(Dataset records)
--- BEGIN ---

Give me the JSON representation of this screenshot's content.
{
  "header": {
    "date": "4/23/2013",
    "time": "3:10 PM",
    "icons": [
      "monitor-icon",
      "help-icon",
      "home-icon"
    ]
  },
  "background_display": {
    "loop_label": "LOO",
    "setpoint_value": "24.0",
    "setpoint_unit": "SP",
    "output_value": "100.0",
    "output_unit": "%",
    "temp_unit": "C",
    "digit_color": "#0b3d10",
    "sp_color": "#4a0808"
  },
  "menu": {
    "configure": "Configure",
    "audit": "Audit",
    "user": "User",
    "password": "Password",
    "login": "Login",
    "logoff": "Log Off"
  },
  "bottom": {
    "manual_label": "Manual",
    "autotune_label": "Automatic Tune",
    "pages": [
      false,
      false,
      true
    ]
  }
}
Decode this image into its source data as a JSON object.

--- END ---
--- BEGIN ---

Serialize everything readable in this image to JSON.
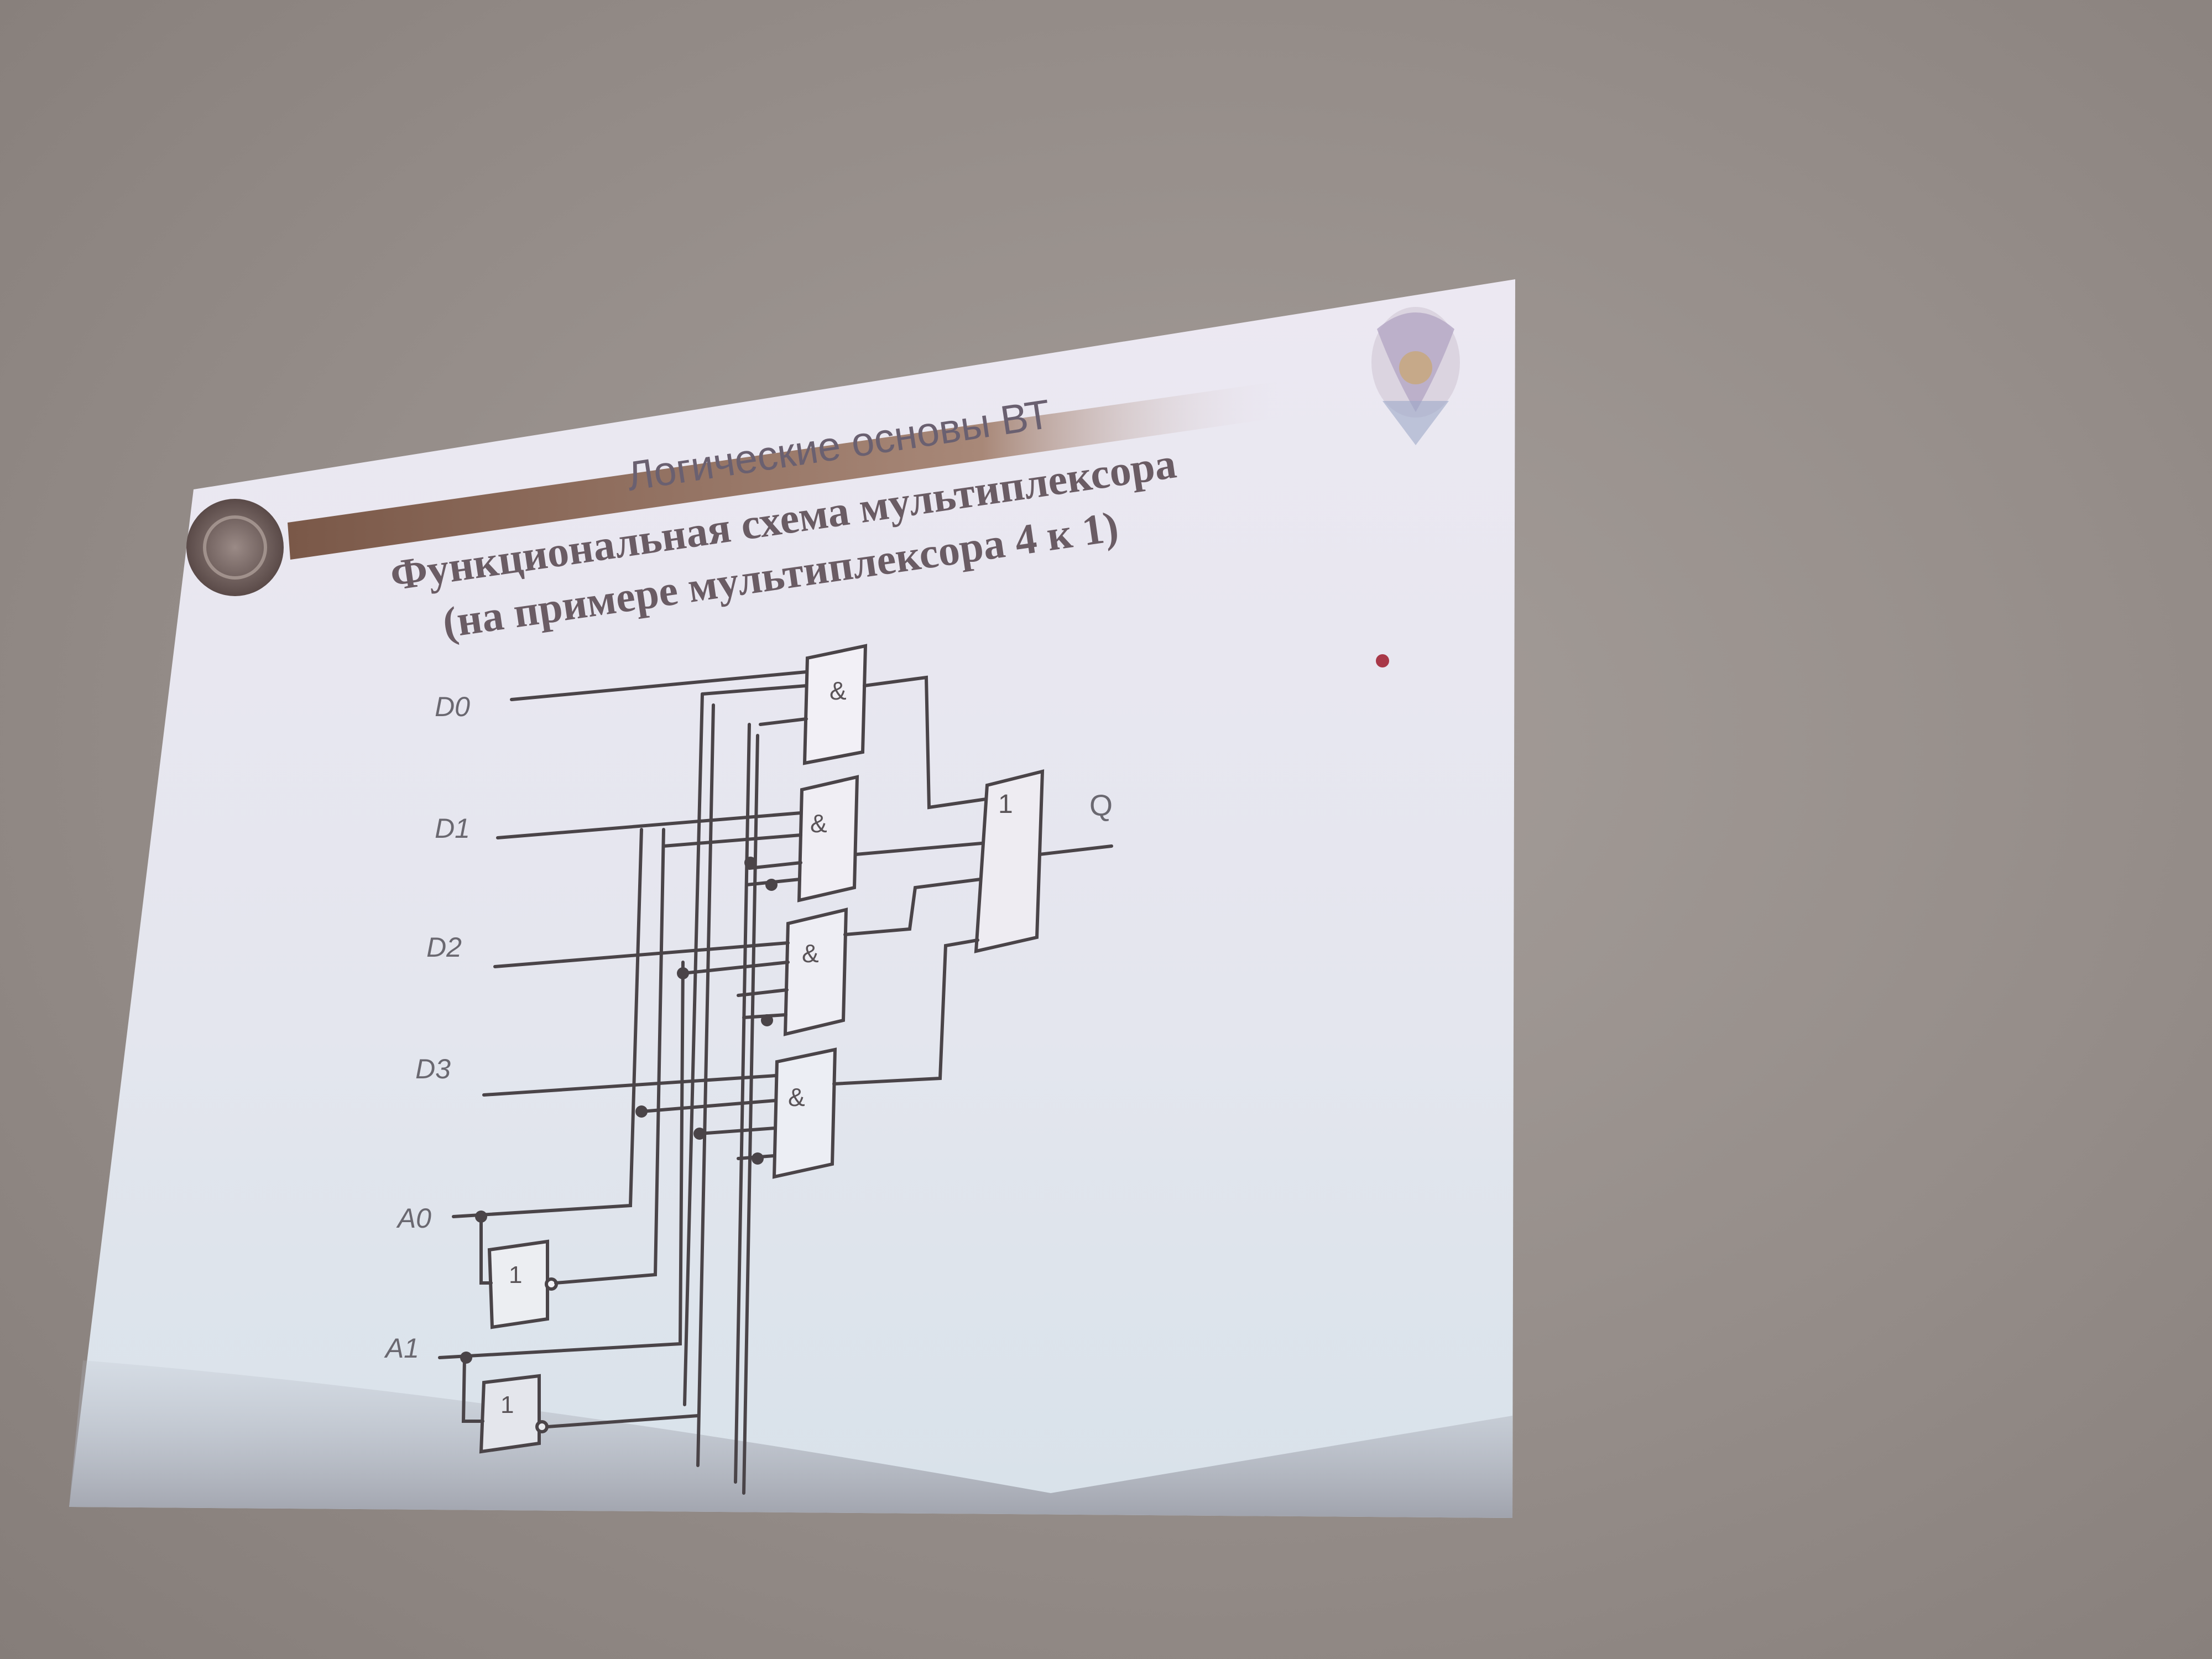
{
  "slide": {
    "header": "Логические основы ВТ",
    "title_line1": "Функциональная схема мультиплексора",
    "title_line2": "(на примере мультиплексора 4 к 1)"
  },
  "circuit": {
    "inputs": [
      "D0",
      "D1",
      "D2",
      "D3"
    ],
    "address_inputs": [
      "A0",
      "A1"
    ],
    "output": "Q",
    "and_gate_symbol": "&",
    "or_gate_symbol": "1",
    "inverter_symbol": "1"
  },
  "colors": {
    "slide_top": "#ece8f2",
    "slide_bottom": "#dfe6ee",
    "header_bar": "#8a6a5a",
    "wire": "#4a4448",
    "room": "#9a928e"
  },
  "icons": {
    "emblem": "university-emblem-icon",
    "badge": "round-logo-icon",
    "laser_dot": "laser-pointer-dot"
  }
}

--- END ---

* Written request
Start with the line that contains "Give me the" and end with the line that contains "Decode this image"; give those lines again exactly, and no others.

* Output of the task
Give me the JSON representation of this screenshot's content.
{
  "header": {
    "date": "4/23/2013",
    "time": "3:10 PM",
    "icons": [
      "monitor-icon",
      "help-icon",
      "home-icon"
    ]
  },
  "background_display": {
    "loop_label": "LOO",
    "setpoint_value": "24.0",
    "setpoint_unit": "SP",
    "output_value": "100.0",
    "output_unit": "%",
    "temp_unit": "C",
    "digit_color": "#0b3d10",
    "sp_color": "#4a0808"
  },
  "menu": {
    "configure": "Configure",
    "audit": "Audit",
    "user": "User",
    "password": "Password",
    "login": "Login",
    "logoff": "Log Off"
  },
  "bottom": {
    "manual_label": "Manual",
    "autotune_label": "Automatic Tune",
    "pages": [
      false,
      false,
      true
    ]
  }
}
Decode this image into its source data as a JSON object.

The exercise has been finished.